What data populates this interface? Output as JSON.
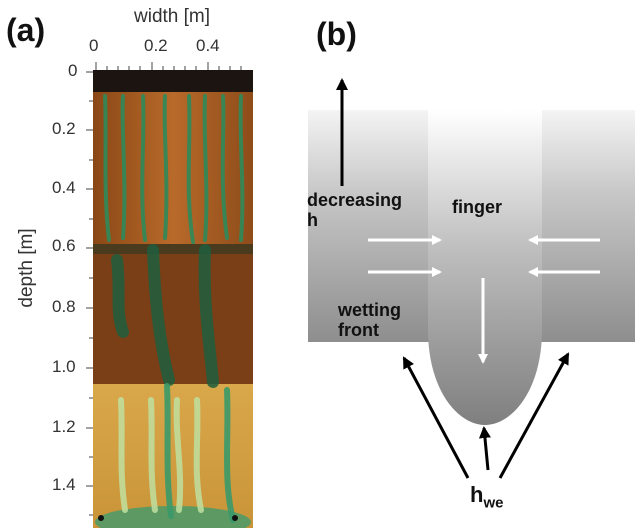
{
  "panel_a": {
    "label": "(a)",
    "xlabel": "width [m]",
    "ylabel": "depth [m]",
    "x_ticks": [
      "0",
      "0.2",
      "0.4"
    ],
    "y_ticks": [
      "0",
      "0.2",
      "0.4",
      "0.6",
      "0.8",
      "1.0",
      "1.2",
      "1.4"
    ]
  },
  "panel_b": {
    "label": "(b)",
    "text_decreasing": "decreasing",
    "text_h": "h",
    "text_finger": "finger",
    "text_wetting": "wetting",
    "text_front": "front",
    "text_hwe_main": "h",
    "text_hwe_sub": "we"
  },
  "colors": {
    "photo_brown": "#a65a1e",
    "photo_yellow": "#d8a54a",
    "photo_green": "#2f8a5a",
    "arrow_white": "#ffffff",
    "arrow_black": "#000000"
  }
}
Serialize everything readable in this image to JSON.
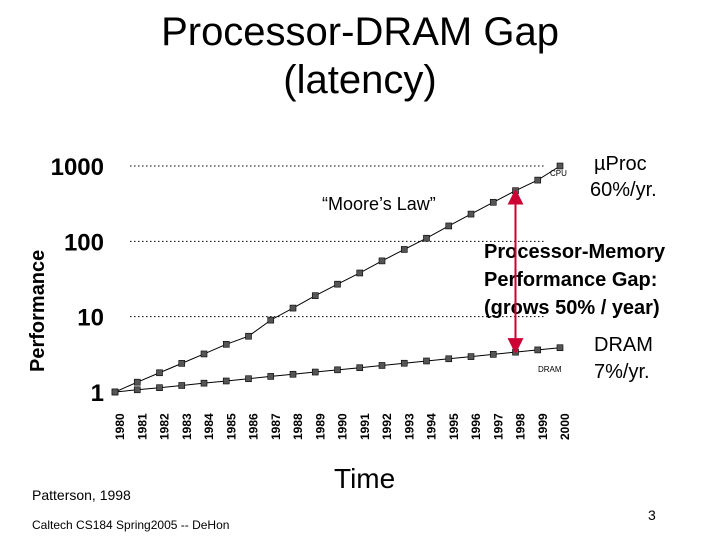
{
  "slide": {
    "title_line1": "Processor-DRAM Gap",
    "title_line2": "(latency)",
    "source_note": "Patterson, 1998",
    "course_footer": "Caltech CS184 Spring2005 -- DeHon",
    "page_number": "3"
  },
  "annotations": {
    "moores_law": "“Moore’s Law”",
    "cpu_label": "CPU",
    "dram_label": "DRAM",
    "cpu_rate_line1": "µProc",
    "cpu_rate_line2": "60%/yr.",
    "dram_rate_line1": "DRAM",
    "dram_rate_line2": "7%/yr.",
    "gap_line1": "Processor-Memory",
    "gap_line2": "Performance Gap:",
    "gap_line3": "(grows 50% / year)"
  },
  "chart_data": {
    "type": "line",
    "xlabel": "Time",
    "ylabel": "Performance",
    "yscale": "log",
    "ylim": [
      1,
      1000
    ],
    "yticks": [
      "1",
      "10",
      "100",
      "1000"
    ],
    "categories": [
      "1980",
      "1981",
      "1982",
      "1983",
      "1984",
      "1985",
      "1986",
      "1987",
      "1988",
      "1989",
      "1990",
      "1991",
      "1992",
      "1993",
      "1994",
      "1995",
      "1996",
      "1997",
      "1998",
      "1999",
      "2000"
    ],
    "grid": "dotted horizontal lines at 10, 100, 1000",
    "series": [
      {
        "name": "CPU",
        "marker": "square",
        "values": [
          1,
          1.35,
          1.8,
          2.4,
          3.2,
          4.3,
          5.5,
          9,
          13,
          19,
          27,
          38,
          55,
          78,
          110,
          160,
          230,
          330,
          470,
          650,
          1000
        ]
      },
      {
        "name": "DRAM",
        "marker": "square",
        "values": [
          1,
          1.07,
          1.14,
          1.22,
          1.31,
          1.4,
          1.5,
          1.61,
          1.72,
          1.84,
          1.97,
          2.1,
          2.25,
          2.41,
          2.58,
          2.76,
          2.95,
          3.16,
          3.38,
          3.62,
          3.87
        ]
      }
    ],
    "gap_arrow_year": "1998"
  }
}
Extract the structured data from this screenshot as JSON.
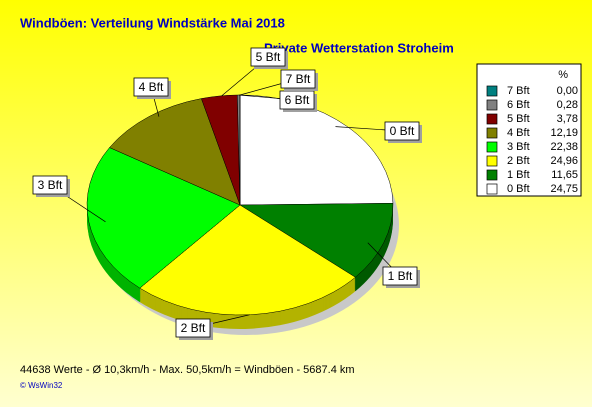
{
  "chart_data": {
    "type": "pie",
    "title": "Windböen: Verteilung Windstärke  Mai 2018",
    "subtitle": "Private Wetterstation Stroheim",
    "legend_header": "%",
    "categories": [
      "0 Bft",
      "1 Bft",
      "2 Bft",
      "3 Bft",
      "4 Bft",
      "5 Bft",
      "6 Bft",
      "7 Bft"
    ],
    "values": [
      24.75,
      11.65,
      24.96,
      22.38,
      12.19,
      3.78,
      0.28,
      0.0
    ],
    "value_labels": [
      "24,75",
      "11,65",
      "24,96",
      "22,38",
      "12,19",
      "3,78",
      "0,28",
      "0,00"
    ],
    "colors": [
      "#ffffff",
      "#008000",
      "#ffff00",
      "#00ff00",
      "#808000",
      "#800000",
      "#808080",
      "#008080"
    ],
    "footer": "44638 Werte   -   Ø 10,3km/h  -  Max. 50,5km/h = Windböen   -   5687.4 km",
    "copyright": "© WsWin32"
  }
}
========================
What to work on:
Ignore the images and quote every line of the listing exactly.

Solution to the exercise:
What data populates this interface? Output as JSON.
{
  "panel_a": {
    "label": "(a)",
    "xlabel": "width [m]",
    "ylabel": "depth [m]",
    "x_ticks": [
      "0",
      "0.2",
      "0.4"
    ],
    "y_ticks": [
      "0",
      "0.2",
      "0.4",
      "0.6",
      "0.8",
      "1.0",
      "1.2",
      "1.4"
    ]
  },
  "panel_b": {
    "label": "(b)",
    "text_decreasing": "decreasing",
    "text_h": "h",
    "text_finger": "finger",
    "text_wetting": "wetting",
    "text_front": "front",
    "text_hwe_main": "h",
    "text_hwe_sub": "we"
  },
  "colors": {
    "photo_brown": "#a65a1e",
    "photo_yellow": "#d8a54a",
    "photo_green": "#2f8a5a",
    "arrow_white": "#ffffff",
    "arrow_black": "#000000"
  }
}
Serialize everything readable in this image to JSON.
{
  "slide": {
    "title_line1": "Processor-DRAM Gap",
    "title_line2": "(latency)",
    "source_note": "Patterson, 1998",
    "course_footer": "Caltech CS184 Spring2005 -- DeHon",
    "page_number": "3"
  },
  "annotations": {
    "moores_law": "“Moore’s Law”",
    "cpu_label": "CPU",
    "dram_label": "DRAM",
    "cpu_rate_line1": "µProc",
    "cpu_rate_line2": "60%/yr.",
    "dram_rate_line1": "DRAM",
    "dram_rate_line2": "7%/yr.",
    "gap_line1": "Processor-Memory",
    "gap_line2": "Performance Gap:",
    "gap_line3": "(grows 50% / year)"
  },
  "chart_data": {
    "type": "line",
    "xlabel": "Time",
    "ylabel": "Performance",
    "yscale": "log",
    "ylim": [
      1,
      1000
    ],
    "yticks": [
      "1",
      "10",
      "100",
      "1000"
    ],
    "categories": [
      "1980",
      "1981",
      "1982",
      "1983",
      "1984",
      "1985",
      "1986",
      "1987",
      "1988",
      "1989",
      "1990",
      "1991",
      "1992",
      "1993",
      "1994",
      "1995",
      "1996",
      "1997",
      "1998",
      "1999",
      "2000"
    ],
    "grid": "dotted horizontal lines at 10, 100, 1000",
    "series": [
      {
        "name": "CPU",
        "marker": "square",
        "values": [
          1,
          1.35,
          1.8,
          2.4,
          3.2,
          4.3,
          5.5,
          9,
          13,
          19,
          27,
          38,
          55,
          78,
          110,
          160,
          230,
          330,
          470,
          650,
          1000
        ]
      },
      {
        "name": "DRAM",
        "marker": "square",
        "values": [
          1,
          1.07,
          1.14,
          1.22,
          1.31,
          1.4,
          1.5,
          1.61,
          1.72,
          1.84,
          1.97,
          2.1,
          2.25,
          2.41,
          2.58,
          2.76,
          2.95,
          3.16,
          3.38,
          3.62,
          3.87
        ]
      }
    ],
    "gap_arrow_year": "1998"
  }
}
Extract the structured data from this screenshot as JSON.
{
  "chart_data": {
    "type": "pie",
    "title": "Windböen: Verteilung Windstärke  Mai 2018",
    "subtitle": "Private Wetterstation Stroheim",
    "legend_header": "%",
    "categories": [
      "0 Bft",
      "1 Bft",
      "2 Bft",
      "3 Bft",
      "4 Bft",
      "5 Bft",
      "6 Bft",
      "7 Bft"
    ],
    "values": [
      24.75,
      11.65,
      24.96,
      22.38,
      12.19,
      3.78,
      0.28,
      0.0
    ],
    "value_labels": [
      "24,75",
      "11,65",
      "24,96",
      "22,38",
      "12,19",
      "3,78",
      "0,28",
      "0,00"
    ],
    "colors": [
      "#ffffff",
      "#008000",
      "#ffff00",
      "#00ff00",
      "#808000",
      "#800000",
      "#808080",
      "#008080"
    ],
    "footer": "44638 Werte   -   Ø 10,3km/h  -  Max. 50,5km/h = Windböen   -   5687.4 km",
    "copyright": "© WsWin32"
  }
}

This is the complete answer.